> _Task details_: Please update the data from the start up to and including the line with "90, 523, 101]" by replacing "nanoparticle" with "particle", changing nothing else. Give back only those lines.

Element location data
* * * * *

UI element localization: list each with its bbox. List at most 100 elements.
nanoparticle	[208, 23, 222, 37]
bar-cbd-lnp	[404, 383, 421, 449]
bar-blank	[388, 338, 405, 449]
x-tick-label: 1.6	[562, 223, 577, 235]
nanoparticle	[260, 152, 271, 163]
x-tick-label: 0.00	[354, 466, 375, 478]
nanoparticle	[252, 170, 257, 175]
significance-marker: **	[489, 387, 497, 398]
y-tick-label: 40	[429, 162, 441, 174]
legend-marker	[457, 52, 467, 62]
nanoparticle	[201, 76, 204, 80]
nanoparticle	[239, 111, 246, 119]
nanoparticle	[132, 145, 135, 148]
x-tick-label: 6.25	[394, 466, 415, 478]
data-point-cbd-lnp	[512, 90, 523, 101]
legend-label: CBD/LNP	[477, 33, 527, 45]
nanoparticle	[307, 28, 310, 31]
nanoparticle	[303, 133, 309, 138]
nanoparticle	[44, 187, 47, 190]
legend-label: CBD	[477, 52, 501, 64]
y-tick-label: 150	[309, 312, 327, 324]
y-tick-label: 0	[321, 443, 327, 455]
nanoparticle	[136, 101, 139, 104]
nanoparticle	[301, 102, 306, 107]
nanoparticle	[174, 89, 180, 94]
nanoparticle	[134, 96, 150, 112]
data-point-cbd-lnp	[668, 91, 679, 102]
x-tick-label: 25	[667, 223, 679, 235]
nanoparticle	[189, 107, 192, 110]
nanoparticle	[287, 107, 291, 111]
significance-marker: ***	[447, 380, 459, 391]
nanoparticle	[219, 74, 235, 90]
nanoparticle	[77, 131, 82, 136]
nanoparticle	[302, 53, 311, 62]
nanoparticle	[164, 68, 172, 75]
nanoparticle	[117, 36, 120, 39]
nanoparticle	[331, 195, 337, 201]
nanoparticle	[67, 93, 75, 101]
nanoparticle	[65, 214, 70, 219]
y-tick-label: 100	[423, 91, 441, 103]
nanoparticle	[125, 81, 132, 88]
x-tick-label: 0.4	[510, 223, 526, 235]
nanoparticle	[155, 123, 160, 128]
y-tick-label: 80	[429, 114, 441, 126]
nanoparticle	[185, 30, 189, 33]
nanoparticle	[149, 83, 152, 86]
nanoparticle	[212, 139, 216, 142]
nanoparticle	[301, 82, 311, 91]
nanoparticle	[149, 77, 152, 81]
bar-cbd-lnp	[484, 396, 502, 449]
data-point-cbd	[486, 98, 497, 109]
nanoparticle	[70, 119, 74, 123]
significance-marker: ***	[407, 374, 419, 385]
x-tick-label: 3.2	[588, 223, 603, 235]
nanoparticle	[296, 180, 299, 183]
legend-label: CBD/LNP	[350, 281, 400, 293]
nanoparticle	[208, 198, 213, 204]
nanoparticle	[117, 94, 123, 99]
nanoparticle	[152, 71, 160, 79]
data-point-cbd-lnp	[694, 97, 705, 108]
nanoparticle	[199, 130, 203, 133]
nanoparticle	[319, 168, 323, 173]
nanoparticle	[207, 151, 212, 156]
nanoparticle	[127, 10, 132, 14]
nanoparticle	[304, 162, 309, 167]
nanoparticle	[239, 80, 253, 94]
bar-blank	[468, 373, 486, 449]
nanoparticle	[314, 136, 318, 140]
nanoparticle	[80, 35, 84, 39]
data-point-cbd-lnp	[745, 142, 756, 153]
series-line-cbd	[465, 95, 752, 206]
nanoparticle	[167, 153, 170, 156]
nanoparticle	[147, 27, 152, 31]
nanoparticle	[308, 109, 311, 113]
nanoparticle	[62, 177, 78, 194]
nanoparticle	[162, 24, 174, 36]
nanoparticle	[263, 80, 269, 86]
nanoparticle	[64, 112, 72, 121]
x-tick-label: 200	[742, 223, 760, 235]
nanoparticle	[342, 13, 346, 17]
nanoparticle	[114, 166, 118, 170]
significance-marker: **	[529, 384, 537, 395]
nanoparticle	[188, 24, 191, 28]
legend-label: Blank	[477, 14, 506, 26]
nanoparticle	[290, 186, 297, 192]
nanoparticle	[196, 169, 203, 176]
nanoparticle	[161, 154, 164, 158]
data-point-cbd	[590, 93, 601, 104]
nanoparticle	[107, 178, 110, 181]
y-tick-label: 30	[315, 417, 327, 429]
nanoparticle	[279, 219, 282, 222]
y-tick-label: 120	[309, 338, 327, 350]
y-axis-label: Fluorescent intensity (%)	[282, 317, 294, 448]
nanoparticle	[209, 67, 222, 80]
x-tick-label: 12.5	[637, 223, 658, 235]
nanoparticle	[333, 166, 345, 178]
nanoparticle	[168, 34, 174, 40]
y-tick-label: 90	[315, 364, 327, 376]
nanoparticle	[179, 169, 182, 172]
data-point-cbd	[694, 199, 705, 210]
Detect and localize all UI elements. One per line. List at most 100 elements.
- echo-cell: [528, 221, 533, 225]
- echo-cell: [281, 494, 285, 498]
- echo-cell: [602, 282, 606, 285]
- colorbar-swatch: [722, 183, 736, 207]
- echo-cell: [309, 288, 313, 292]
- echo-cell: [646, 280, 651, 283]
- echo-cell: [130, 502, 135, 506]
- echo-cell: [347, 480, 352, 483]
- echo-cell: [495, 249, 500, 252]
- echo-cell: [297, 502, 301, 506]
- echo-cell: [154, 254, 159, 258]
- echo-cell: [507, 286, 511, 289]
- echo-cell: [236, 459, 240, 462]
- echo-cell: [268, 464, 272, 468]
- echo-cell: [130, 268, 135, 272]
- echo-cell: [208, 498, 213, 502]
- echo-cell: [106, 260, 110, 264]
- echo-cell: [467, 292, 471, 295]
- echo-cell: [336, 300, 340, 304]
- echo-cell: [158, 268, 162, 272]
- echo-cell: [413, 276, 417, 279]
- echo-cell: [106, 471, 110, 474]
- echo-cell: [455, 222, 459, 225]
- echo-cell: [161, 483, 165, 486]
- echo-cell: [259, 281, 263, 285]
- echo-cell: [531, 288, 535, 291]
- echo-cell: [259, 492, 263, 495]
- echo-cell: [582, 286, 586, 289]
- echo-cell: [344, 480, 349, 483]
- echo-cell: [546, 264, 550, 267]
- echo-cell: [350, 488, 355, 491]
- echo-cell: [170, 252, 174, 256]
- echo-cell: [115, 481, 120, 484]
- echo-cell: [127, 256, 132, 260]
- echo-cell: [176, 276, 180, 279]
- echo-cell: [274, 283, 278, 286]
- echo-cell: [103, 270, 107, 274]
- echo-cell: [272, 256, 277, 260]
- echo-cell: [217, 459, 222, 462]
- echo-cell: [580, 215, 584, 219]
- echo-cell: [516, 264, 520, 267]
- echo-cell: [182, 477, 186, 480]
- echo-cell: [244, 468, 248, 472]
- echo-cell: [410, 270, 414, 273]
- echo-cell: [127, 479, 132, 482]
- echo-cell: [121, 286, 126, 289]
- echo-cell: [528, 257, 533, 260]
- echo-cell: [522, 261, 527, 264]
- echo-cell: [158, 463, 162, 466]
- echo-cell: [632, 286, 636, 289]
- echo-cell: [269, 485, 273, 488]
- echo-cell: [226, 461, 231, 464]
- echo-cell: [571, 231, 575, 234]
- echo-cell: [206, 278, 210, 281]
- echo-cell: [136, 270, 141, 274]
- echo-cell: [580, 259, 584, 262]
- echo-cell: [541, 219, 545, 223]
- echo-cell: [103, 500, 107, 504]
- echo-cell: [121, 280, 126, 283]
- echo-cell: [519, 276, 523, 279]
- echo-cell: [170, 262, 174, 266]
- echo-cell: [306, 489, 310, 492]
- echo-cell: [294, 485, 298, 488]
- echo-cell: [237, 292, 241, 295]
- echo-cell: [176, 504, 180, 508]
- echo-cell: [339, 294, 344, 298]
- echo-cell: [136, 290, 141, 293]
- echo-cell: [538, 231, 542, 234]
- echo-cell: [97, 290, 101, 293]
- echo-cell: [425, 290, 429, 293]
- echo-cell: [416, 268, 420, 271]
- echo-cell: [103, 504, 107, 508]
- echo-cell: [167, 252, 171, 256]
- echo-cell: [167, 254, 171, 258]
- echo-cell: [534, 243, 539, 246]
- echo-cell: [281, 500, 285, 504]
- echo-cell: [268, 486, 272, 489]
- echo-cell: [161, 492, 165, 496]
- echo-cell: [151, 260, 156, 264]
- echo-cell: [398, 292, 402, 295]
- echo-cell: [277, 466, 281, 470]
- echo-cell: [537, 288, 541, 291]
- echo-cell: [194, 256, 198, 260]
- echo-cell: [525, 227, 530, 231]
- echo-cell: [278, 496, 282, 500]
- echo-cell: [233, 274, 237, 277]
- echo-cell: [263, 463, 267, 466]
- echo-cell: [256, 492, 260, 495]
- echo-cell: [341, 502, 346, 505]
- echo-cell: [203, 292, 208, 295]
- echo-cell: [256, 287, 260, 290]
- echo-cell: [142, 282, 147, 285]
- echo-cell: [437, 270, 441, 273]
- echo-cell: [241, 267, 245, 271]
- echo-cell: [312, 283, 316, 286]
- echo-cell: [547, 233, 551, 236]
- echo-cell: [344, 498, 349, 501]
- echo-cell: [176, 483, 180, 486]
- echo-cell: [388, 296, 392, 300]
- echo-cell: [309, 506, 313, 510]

* * * * *

> _Solution to the exercise_:
UI element localization: list each with its bbox. List at most 100 elements.
particle	[208, 23, 222, 37]
bar-cbd-lnp	[404, 383, 421, 449]
bar-blank	[388, 338, 405, 449]
x-tick-label: 1.6	[562, 223, 577, 235]
particle	[260, 152, 271, 163]
x-tick-label: 0.00	[354, 466, 375, 478]
particle	[252, 170, 257, 175]
significance-marker: **	[489, 387, 497, 398]
y-tick-label: 40	[429, 162, 441, 174]
legend-marker	[457, 52, 467, 62]
particle	[201, 76, 204, 80]
particle	[239, 111, 246, 119]
particle	[132, 145, 135, 148]
x-tick-label: 6.25	[394, 466, 415, 478]
data-point-cbd-lnp	[512, 90, 523, 101]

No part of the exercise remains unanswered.